Stored records:
= = =
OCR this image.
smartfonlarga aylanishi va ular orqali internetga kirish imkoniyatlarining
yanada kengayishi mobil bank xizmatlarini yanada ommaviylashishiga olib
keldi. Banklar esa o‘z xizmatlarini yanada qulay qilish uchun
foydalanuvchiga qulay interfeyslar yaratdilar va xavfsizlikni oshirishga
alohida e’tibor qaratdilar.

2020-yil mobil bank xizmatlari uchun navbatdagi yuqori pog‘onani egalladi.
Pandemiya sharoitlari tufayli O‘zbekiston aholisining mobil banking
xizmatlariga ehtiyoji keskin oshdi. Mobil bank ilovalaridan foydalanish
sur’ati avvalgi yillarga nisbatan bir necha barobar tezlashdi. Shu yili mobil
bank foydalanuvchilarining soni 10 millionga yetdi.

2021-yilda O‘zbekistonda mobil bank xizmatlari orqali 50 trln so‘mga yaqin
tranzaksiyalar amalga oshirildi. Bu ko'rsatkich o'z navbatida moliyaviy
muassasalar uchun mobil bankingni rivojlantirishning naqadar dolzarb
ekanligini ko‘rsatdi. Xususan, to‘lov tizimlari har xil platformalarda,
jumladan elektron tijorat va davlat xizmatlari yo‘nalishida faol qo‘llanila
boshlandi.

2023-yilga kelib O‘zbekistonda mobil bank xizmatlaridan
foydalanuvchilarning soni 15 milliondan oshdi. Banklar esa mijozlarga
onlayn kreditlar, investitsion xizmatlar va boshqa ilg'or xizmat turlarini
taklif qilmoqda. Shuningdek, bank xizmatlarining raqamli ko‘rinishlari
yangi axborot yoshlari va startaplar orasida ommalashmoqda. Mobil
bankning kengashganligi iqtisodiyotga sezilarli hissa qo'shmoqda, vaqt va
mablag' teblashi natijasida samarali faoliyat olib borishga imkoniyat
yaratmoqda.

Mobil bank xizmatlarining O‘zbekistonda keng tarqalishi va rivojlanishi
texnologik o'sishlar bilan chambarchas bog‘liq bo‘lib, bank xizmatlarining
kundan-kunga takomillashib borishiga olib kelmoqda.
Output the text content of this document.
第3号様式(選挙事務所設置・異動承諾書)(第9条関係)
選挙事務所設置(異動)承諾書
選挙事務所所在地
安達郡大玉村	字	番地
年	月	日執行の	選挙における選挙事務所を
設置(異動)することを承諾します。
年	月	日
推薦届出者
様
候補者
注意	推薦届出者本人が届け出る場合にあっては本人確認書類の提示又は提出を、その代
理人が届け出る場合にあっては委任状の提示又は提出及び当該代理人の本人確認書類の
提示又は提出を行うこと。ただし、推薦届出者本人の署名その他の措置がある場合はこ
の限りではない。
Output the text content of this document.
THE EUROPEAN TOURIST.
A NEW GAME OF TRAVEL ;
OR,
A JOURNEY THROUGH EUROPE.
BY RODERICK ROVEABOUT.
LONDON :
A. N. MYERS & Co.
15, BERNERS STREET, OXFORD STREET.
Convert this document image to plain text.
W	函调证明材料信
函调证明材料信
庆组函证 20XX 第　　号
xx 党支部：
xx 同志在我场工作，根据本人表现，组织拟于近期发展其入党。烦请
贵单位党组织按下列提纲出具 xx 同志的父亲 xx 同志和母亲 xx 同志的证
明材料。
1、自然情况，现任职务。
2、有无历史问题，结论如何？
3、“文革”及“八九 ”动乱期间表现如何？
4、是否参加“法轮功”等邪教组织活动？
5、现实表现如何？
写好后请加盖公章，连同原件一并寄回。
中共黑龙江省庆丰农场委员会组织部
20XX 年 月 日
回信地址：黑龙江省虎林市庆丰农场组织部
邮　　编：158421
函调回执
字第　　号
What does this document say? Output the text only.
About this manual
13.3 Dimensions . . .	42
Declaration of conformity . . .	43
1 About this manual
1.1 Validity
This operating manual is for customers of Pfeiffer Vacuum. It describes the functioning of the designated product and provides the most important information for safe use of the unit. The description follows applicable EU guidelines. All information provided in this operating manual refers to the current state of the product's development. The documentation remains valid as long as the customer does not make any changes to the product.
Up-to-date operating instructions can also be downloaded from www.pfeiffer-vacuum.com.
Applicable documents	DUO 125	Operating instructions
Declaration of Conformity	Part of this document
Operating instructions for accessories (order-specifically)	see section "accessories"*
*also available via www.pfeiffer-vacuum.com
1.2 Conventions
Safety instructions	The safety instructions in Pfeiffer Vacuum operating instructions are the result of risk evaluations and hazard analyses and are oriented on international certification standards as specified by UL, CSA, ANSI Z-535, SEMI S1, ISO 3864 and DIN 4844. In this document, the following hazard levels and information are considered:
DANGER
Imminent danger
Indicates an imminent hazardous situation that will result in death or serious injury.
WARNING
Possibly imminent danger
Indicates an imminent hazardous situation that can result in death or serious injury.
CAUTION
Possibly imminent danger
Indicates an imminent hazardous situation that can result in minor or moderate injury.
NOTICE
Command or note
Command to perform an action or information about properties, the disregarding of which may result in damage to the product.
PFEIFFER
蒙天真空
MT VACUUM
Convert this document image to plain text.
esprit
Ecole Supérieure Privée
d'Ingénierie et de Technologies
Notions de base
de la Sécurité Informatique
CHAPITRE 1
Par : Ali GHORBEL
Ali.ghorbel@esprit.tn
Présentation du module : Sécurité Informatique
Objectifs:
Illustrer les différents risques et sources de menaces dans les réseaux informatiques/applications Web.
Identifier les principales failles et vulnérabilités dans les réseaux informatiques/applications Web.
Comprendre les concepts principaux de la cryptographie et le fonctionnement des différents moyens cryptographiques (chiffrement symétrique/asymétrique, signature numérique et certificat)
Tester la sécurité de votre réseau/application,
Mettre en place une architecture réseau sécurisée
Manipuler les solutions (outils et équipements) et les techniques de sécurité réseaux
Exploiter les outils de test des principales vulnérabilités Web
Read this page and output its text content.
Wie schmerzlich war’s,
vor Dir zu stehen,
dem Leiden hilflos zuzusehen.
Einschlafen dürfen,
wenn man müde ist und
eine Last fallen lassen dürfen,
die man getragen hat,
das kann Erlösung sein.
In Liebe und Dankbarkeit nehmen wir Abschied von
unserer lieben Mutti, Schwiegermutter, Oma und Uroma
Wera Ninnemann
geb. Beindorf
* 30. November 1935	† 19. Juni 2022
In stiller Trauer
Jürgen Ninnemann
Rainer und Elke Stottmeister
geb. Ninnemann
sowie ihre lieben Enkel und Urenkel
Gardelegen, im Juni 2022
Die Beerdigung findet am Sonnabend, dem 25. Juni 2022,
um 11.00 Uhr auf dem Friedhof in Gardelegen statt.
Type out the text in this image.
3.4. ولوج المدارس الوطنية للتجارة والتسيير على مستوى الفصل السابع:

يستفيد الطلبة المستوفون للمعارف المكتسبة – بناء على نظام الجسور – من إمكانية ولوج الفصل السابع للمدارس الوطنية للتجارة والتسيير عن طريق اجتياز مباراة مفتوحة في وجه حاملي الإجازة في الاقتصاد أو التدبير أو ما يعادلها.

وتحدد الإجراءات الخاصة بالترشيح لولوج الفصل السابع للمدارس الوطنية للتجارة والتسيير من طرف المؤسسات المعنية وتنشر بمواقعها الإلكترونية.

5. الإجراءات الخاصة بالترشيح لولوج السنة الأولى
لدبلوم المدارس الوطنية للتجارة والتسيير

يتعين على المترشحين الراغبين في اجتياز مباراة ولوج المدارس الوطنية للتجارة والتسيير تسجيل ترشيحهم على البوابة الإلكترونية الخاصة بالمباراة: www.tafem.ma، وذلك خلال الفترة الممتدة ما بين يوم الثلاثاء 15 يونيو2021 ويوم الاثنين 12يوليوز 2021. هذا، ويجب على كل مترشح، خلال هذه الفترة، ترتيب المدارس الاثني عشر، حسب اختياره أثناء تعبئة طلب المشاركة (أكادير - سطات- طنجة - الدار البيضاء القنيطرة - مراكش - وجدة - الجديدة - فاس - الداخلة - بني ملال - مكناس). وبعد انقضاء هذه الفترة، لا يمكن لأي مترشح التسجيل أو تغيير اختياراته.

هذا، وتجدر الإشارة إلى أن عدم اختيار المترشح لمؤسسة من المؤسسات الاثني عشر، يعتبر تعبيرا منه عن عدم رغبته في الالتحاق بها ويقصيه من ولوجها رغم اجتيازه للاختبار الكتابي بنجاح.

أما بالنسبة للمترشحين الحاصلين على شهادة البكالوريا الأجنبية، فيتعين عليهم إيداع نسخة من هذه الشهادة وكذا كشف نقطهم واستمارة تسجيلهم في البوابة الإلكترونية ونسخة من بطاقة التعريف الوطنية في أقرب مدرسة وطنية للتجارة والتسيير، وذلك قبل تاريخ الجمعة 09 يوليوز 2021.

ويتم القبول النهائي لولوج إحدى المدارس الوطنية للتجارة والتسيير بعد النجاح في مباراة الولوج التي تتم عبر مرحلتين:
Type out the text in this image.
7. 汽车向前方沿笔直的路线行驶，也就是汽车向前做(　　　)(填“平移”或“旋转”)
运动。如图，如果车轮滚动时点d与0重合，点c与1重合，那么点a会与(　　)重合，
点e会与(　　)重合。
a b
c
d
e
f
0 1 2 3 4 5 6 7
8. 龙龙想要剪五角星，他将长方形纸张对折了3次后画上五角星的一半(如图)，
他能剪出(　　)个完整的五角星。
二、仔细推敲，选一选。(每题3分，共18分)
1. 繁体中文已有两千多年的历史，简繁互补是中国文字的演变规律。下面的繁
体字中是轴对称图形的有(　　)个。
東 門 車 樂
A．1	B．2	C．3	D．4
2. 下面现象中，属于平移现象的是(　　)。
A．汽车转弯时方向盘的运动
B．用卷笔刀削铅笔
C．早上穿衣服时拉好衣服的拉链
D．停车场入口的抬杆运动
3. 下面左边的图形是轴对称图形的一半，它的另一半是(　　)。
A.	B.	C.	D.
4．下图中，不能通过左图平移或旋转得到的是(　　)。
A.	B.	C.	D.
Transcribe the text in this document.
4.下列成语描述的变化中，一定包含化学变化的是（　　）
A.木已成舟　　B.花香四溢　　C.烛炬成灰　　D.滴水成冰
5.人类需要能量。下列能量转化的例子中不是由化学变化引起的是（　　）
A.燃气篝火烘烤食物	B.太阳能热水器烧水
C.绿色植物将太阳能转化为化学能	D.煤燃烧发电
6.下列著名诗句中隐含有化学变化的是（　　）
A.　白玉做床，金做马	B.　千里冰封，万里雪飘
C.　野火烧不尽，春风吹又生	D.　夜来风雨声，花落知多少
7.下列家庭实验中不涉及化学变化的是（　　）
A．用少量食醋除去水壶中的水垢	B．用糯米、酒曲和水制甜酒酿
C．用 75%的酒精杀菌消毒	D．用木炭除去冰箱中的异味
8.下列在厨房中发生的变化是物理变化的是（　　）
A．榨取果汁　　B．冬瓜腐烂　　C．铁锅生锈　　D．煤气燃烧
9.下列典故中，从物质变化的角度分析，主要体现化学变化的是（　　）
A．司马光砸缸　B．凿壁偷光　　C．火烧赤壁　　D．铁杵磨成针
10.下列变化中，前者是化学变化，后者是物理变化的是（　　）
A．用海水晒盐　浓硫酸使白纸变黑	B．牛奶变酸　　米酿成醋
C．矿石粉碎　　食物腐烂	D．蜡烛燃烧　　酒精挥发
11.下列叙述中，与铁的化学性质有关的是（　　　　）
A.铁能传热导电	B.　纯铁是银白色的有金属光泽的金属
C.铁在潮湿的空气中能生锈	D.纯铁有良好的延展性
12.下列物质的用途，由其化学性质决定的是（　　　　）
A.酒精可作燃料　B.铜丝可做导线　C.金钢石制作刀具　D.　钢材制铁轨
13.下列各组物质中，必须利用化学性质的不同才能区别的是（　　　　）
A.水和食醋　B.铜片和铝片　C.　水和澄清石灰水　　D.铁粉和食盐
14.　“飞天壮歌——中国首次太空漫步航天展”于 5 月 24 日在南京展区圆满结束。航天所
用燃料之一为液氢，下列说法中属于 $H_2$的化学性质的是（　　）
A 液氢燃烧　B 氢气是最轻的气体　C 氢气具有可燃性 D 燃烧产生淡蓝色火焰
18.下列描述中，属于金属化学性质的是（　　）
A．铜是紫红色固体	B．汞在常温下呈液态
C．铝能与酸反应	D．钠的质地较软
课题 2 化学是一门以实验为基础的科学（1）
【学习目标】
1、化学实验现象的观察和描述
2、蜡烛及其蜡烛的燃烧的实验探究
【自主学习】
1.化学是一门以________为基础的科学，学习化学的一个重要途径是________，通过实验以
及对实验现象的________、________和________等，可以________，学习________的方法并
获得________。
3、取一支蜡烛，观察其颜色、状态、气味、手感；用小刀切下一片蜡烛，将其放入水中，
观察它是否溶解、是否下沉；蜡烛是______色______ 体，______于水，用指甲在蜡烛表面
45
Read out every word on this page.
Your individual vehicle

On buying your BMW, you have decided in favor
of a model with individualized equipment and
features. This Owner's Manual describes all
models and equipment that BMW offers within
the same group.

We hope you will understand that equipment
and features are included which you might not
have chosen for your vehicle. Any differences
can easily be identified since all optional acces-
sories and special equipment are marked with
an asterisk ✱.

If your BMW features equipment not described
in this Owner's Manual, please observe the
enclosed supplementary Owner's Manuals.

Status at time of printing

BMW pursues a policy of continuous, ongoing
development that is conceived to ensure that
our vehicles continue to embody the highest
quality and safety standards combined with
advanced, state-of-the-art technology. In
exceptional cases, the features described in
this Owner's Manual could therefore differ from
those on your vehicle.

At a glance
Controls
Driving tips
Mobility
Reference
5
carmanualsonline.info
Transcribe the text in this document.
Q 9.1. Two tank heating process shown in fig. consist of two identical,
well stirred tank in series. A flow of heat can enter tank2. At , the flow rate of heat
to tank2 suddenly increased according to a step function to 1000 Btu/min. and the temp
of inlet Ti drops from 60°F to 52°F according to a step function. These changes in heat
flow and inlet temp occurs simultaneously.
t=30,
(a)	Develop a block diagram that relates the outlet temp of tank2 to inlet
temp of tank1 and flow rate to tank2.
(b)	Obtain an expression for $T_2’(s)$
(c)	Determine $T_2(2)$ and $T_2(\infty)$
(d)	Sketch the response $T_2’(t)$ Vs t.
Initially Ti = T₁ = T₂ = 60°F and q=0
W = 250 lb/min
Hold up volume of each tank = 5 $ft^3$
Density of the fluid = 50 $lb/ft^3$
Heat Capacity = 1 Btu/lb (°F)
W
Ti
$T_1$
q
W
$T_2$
= = =
◆ Work to complete
Copy out every line of the listing that contains the string "Indicates".

◆ Result below
Indicates an imminent hazardous situation that will result in death or serious injury.
Indicates an imminent hazardous situation that can result in death or serious injury.
Indicates an imminent hazardous situation that can result in minor or moderate injury.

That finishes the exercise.